Assignment 1
Answer the following from the chlorophyll-breakdown passage:
(a) About how much linear tetrapyrrole does the world-wide degradation of chlorophyll in higher plants furnish each year?
(b) What was the first colorless Chl-catabolite that mass spectrometry helped discover and identify?
(c) According to the top of Scheme 1, the degradation of which substances yields NCCs?
Assignment 2
Rename "phyllobilane" to "phyllobilin" in the stretch of the chlorophyll-breakdown passage from "Top: NCCs are" through "chlorophyll vs. phyllobilane.", and write out that stretch.
Assignment 3
Summarize the chlorophyll-breakdown passage in two sentences.

Each year, the world-wide degradation of chlorophyll (Chl) in higher plants furnishes an amount of about 1000 million tons of linear tetrapyrroles, called phyllobilins [1], which are colorless and have completely evaded their detection until about 23 years ago [2,3]. From the very beginnings of these studies, mass spectrometry (MS) [4] has played a key role: it has contributed to the discovery and identification of a first colorless Chl-catabolite, a ‘nonfluorescent’ Chl-catabolite (NCC) [2]. Indeed, NCCs typically accumulate in senescent leaves as the ‘final’ tetrapyrrolic stage of Chl-breakdown (see Scheme 1) [5]. In particular the ‘soft’ ionization methods fast atom bombardment mass spectrometry (FAB-MS) [6], electrospray ionization mass spectrometry (ESI-MS) [7] and matrix-assisted laser desorption/ionization mass spectrometry (MALDI-MS) [8,9] have paved the way to direct analysis of complex mixtures of natural products and also proved to be essential in the strongly developing field of Chl-breakdown: MS has provided effective tools not only for the structural analysis of the nonvolatile and complex NCCs (as well as of other bilin-type Chl-catabolites) [10,11], but also for the clarification of reaction mechanisms of key Chl-breakdown enzymes by analysis of the isotope composition of catabolites [12].

Scheme 1.

Top: NCCs are products of the degradation of chlorophylls a and b in higher plants. Bottom: General chemical formulas and core structures of a phyllobilane including labels for major structural elements and atom numbering used here. Note the different enumeration and labeling of the pyrrolic rings in chlorophyll vs. phyllobilane.

Stored data entries
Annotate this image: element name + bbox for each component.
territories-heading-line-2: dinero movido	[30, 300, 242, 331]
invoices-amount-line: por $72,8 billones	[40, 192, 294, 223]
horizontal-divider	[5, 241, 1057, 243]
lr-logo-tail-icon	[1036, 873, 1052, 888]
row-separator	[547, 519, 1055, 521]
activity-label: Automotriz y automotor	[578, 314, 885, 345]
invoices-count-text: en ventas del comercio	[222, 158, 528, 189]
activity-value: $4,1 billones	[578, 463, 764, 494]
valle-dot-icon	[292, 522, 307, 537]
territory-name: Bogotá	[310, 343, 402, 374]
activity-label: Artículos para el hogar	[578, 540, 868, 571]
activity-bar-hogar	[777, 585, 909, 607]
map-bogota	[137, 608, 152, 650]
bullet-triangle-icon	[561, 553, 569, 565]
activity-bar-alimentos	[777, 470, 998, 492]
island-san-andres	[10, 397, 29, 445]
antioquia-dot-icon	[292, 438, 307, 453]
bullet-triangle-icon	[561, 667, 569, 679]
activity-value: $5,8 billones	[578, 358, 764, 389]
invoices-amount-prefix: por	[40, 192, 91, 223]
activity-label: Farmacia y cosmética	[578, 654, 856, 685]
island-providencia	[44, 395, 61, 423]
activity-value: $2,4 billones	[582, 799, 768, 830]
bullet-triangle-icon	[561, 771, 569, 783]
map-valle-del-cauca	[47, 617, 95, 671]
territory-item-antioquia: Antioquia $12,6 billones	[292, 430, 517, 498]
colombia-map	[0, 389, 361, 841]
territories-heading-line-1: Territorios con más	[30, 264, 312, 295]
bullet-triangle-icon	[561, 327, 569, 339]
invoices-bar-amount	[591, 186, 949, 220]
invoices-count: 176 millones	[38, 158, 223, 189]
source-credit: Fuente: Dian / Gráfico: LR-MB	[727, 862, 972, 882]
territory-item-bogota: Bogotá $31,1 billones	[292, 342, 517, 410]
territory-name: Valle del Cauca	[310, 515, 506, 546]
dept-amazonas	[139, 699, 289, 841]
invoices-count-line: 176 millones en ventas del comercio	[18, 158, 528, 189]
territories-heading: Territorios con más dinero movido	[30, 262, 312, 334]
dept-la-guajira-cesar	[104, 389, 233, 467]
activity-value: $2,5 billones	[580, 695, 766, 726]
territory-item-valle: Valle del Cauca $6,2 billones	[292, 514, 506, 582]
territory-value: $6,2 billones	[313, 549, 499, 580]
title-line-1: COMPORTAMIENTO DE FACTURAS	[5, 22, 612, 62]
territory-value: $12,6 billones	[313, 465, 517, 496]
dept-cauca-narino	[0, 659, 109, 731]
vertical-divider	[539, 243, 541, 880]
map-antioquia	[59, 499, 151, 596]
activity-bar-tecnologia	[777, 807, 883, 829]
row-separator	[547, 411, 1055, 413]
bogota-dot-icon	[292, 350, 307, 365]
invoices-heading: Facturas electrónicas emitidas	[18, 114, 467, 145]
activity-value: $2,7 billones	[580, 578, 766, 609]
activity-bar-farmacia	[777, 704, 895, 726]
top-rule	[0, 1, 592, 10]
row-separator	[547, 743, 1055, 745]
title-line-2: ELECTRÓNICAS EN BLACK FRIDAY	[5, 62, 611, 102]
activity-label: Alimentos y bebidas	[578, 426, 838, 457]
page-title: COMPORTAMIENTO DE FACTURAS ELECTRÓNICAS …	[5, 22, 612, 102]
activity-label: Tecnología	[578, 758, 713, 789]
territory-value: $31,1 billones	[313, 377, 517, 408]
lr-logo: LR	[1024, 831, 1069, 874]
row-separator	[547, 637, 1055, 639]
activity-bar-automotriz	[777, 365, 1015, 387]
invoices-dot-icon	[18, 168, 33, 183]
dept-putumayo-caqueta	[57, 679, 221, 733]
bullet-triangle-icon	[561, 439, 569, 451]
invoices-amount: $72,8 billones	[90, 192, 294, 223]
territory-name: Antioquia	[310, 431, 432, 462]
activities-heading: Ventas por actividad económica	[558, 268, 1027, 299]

Result 1
(a) About 1000 million tons.
(b) A 'nonfluorescent' Chl-catabolite (NCC).
(c) Chlorophylls a and b in higher plants.

Result 2
Top: NCCs are products of the degradation of chlorophylls a and b in higher plants. Bottom: General chemical formulas and core structures of a phyllobilin including labels for major structural elements and atom numbering used here. Note the different enumeration and labeling of the pyrrolic rings in chlorophyll vs. phyllobilin.

Result 3
Each year, chlorophyll degradation in higher plants furnishes about 1000 million tons of colorless linear tetrapyrroles called phyllobilins, which evaded detection until about 23 years ago. Mass spectrometry, particularly the soft ionization methods FAB-MS, ESI-MS and MALDI-MS, has played a key role in this field by helping identify nonfluorescent Chl-catabolites (NCCs), analyze catabolite structures and clarify the reaction mechanisms of key Chl-breakdown enzymes.